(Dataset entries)
☆ ☆ ☆ ☆ ☆

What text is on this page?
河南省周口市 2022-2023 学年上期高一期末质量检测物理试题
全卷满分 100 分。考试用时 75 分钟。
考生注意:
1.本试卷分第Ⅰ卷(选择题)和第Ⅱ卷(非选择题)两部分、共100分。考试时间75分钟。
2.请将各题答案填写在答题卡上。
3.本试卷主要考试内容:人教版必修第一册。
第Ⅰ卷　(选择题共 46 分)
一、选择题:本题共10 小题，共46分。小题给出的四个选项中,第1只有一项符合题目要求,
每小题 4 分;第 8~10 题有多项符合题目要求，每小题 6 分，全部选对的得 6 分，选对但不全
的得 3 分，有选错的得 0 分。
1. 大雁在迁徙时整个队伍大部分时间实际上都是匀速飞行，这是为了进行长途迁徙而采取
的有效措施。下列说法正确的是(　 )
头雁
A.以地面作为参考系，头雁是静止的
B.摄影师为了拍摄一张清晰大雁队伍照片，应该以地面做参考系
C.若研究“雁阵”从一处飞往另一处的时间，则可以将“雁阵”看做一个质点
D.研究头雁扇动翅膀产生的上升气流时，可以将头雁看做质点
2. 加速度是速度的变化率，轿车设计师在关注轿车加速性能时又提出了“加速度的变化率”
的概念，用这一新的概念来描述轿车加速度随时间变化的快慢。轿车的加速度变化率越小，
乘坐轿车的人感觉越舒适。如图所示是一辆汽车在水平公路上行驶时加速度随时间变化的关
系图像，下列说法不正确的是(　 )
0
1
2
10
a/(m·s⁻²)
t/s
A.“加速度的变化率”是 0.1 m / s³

☆ ☆ ☆ ☆ ☆

Of the lines in the material, how many hold the word "加速度的变化率"? Reply with the number only.

2